* **Requirement**
Copy every line from the data below in which the string "text" can be found.

* **Recorded data**
- - - - - - -

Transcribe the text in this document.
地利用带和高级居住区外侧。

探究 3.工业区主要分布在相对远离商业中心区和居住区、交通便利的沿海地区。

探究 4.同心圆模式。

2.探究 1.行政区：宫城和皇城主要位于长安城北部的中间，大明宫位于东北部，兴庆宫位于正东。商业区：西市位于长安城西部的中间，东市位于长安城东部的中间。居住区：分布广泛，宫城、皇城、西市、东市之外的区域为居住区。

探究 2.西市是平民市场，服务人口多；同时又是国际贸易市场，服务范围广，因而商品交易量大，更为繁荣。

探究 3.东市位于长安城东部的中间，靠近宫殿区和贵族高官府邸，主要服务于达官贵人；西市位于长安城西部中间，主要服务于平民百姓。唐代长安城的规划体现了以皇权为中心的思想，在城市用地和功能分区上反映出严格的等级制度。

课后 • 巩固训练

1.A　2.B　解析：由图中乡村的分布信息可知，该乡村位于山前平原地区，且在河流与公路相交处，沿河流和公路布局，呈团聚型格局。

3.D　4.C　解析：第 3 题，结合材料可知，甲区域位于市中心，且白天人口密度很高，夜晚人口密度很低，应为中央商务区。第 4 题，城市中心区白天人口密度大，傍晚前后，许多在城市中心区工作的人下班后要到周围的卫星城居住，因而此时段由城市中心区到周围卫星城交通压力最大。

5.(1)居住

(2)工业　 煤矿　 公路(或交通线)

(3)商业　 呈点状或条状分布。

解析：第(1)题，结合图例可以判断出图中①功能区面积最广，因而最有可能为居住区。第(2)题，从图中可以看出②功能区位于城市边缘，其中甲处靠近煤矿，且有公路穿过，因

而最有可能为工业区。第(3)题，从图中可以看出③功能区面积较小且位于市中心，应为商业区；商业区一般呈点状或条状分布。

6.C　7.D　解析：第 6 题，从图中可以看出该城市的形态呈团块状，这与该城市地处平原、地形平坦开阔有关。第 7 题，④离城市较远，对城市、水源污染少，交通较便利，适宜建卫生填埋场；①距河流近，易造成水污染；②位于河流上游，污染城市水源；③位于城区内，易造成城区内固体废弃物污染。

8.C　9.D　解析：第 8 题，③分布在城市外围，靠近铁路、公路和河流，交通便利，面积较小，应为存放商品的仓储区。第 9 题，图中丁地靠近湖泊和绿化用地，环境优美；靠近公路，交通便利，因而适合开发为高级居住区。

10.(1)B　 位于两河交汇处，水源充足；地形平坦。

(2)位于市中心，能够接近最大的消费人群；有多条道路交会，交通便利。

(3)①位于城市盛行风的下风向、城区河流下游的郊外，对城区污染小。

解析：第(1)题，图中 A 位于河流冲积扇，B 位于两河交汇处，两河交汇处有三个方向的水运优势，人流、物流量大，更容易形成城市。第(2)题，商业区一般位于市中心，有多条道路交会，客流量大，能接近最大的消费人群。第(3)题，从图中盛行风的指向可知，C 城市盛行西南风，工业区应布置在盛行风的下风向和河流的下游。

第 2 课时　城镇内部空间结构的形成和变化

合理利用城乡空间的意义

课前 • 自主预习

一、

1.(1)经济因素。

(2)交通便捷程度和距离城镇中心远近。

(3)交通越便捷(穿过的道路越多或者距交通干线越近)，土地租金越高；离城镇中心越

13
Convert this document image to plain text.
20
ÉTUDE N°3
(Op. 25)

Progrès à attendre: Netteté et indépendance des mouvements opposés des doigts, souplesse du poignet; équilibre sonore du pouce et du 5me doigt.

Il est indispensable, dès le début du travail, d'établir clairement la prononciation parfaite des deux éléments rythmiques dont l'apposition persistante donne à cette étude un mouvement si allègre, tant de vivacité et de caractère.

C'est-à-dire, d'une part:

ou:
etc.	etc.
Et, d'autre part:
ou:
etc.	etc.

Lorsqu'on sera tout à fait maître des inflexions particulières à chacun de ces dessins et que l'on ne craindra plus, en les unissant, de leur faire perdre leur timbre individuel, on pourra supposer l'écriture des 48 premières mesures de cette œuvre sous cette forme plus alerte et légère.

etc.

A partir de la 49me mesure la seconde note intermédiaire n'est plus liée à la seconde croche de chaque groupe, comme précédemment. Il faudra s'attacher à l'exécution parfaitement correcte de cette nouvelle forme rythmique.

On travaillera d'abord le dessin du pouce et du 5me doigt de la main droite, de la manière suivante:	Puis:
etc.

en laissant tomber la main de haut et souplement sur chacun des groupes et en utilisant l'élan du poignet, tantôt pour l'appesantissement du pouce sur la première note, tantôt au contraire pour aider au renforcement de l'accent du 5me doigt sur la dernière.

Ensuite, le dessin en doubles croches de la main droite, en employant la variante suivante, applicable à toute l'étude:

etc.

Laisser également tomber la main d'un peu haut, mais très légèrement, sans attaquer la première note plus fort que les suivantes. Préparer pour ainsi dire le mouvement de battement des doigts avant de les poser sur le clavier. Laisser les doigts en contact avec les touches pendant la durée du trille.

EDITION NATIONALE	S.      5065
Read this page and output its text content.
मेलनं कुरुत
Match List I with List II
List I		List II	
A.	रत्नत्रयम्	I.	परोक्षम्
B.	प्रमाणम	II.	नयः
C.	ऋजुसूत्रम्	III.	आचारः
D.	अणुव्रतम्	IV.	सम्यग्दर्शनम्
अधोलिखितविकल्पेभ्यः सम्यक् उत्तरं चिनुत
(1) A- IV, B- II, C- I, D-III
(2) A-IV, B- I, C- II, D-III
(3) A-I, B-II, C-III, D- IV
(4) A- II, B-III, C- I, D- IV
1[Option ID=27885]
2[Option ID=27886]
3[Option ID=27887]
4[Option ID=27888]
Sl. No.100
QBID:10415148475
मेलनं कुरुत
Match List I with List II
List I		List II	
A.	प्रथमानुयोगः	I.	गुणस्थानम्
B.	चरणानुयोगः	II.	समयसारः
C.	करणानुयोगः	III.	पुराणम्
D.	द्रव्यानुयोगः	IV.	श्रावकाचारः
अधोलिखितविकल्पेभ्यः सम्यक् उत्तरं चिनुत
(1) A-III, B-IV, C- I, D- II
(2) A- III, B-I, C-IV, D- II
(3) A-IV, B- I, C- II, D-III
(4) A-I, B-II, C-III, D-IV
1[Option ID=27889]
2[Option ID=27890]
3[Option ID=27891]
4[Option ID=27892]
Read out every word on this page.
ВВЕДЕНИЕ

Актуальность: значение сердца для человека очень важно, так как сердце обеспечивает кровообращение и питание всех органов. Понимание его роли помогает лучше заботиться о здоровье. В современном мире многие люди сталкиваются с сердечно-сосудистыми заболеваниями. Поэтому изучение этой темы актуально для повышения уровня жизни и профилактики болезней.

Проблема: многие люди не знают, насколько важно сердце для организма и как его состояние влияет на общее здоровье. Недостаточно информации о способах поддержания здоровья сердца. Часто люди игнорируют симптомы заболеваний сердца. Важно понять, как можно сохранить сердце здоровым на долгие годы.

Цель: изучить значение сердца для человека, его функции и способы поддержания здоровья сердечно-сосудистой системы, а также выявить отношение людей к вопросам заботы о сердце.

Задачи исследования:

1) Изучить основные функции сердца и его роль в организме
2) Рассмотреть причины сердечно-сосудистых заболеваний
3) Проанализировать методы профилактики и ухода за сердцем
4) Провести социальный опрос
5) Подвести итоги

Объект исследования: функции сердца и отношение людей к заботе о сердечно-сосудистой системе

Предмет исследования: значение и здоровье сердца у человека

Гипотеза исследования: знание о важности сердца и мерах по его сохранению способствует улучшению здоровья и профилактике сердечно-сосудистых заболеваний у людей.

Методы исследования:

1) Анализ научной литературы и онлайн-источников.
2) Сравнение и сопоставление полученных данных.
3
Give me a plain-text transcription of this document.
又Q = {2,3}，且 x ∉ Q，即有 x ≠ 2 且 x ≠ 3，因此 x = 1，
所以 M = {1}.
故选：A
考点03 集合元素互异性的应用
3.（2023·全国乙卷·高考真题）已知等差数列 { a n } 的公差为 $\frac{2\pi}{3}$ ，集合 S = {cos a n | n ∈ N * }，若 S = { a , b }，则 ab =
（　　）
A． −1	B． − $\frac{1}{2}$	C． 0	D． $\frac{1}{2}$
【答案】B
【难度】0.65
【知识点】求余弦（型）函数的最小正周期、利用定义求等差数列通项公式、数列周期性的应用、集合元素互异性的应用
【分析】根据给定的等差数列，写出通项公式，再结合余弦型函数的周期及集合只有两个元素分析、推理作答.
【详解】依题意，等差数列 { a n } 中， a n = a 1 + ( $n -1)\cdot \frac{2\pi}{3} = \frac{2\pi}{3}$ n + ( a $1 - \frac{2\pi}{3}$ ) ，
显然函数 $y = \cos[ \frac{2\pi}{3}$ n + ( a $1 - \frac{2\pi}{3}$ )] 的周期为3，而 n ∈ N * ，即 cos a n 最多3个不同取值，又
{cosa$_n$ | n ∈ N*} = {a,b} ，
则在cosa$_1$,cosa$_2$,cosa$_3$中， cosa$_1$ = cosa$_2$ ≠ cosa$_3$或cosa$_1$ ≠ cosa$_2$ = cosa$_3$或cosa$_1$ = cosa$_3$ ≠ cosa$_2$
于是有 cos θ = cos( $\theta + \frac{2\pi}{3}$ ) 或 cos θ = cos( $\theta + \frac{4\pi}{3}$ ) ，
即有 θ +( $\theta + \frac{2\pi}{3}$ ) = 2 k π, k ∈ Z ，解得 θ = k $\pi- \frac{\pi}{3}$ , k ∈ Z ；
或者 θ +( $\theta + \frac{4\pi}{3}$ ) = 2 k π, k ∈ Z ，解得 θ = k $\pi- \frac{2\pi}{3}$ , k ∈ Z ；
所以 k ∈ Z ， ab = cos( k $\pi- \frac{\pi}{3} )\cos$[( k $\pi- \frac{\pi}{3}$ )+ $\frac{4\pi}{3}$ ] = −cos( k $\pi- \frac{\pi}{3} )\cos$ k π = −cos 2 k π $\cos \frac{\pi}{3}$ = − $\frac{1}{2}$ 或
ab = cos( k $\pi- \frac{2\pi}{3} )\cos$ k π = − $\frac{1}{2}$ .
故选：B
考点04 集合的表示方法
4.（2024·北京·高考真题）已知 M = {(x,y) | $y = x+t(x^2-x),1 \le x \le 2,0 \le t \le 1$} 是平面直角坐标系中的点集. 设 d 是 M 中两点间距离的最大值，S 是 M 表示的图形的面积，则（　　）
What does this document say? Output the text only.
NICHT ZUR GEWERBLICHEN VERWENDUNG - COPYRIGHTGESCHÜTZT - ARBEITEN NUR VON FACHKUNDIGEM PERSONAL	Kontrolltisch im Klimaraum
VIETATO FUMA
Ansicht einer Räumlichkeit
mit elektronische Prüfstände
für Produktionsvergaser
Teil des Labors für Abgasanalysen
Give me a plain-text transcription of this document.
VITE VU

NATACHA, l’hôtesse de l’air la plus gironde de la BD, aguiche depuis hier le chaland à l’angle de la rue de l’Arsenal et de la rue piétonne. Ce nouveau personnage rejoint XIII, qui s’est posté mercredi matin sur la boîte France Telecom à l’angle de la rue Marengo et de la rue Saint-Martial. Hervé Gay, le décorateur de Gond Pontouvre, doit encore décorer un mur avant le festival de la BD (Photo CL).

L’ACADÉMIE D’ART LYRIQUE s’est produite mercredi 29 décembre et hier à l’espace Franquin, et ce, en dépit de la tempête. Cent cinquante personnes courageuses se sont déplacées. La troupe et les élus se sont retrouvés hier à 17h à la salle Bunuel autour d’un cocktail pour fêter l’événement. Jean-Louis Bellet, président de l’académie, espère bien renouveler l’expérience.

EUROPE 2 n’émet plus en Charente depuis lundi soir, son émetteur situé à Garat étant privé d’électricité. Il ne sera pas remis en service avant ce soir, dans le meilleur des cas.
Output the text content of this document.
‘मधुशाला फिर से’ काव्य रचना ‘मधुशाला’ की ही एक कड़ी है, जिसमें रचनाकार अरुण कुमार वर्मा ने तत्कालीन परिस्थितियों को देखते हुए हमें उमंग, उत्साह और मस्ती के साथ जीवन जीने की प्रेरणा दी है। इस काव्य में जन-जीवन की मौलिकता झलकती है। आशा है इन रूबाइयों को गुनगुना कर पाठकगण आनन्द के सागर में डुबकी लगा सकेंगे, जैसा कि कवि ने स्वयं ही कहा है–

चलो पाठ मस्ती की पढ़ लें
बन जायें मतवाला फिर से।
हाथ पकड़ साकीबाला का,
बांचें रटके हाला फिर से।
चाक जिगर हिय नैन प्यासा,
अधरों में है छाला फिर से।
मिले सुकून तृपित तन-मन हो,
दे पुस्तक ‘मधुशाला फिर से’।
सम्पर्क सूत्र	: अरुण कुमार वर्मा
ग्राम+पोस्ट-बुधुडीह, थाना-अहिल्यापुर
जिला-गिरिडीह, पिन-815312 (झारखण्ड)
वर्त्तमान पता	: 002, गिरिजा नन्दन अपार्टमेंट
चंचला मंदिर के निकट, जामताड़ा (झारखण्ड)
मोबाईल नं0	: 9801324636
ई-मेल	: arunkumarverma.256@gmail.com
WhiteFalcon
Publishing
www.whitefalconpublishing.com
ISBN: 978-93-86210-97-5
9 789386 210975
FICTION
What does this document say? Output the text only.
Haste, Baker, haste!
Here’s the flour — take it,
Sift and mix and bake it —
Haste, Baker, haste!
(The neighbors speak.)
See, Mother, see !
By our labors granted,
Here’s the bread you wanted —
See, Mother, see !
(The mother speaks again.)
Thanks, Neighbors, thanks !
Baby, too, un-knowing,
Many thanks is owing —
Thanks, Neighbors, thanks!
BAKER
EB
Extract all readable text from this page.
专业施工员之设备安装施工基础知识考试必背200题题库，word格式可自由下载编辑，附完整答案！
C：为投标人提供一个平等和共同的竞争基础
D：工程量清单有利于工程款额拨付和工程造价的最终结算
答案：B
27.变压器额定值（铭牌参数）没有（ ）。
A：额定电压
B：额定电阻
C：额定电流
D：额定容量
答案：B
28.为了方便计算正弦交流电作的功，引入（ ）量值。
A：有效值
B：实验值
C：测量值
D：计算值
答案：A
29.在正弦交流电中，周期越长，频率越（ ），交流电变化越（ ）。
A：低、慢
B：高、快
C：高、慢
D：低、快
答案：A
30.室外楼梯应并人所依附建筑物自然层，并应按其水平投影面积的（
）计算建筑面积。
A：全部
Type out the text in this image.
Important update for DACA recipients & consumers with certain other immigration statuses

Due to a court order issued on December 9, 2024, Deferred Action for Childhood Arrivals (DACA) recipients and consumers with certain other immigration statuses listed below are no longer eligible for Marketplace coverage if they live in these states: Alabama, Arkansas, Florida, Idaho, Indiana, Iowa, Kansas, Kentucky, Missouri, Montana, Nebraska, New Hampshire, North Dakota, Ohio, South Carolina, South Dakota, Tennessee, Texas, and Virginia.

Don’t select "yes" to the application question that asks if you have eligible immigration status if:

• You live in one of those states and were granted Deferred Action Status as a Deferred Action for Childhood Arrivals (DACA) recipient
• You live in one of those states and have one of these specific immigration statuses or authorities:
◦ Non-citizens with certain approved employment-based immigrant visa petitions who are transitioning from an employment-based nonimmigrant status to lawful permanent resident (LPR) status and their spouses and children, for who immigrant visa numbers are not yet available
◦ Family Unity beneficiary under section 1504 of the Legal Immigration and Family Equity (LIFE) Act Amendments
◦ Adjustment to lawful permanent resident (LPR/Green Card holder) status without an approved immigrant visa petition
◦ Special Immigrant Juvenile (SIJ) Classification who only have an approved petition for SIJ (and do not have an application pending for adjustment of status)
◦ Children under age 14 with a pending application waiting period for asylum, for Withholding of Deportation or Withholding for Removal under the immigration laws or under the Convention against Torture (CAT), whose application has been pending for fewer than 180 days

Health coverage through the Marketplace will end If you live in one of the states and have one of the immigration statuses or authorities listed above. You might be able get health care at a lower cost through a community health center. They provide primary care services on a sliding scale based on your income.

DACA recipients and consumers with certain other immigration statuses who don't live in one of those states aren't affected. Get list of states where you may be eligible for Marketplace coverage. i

- - - - - - -

* **Task solution**
Transcribe the text in this document.
Convert this document image to plain text.
Read this page and output its text content.
Give me a plain-text transcription of this document.
What does this document say? Output the text only.
Give me a plain-text transcription of this document.
Output the text content of this document.
What does this document say? Output the text only.
Extract all readable text from this page.
Type out the text in this image.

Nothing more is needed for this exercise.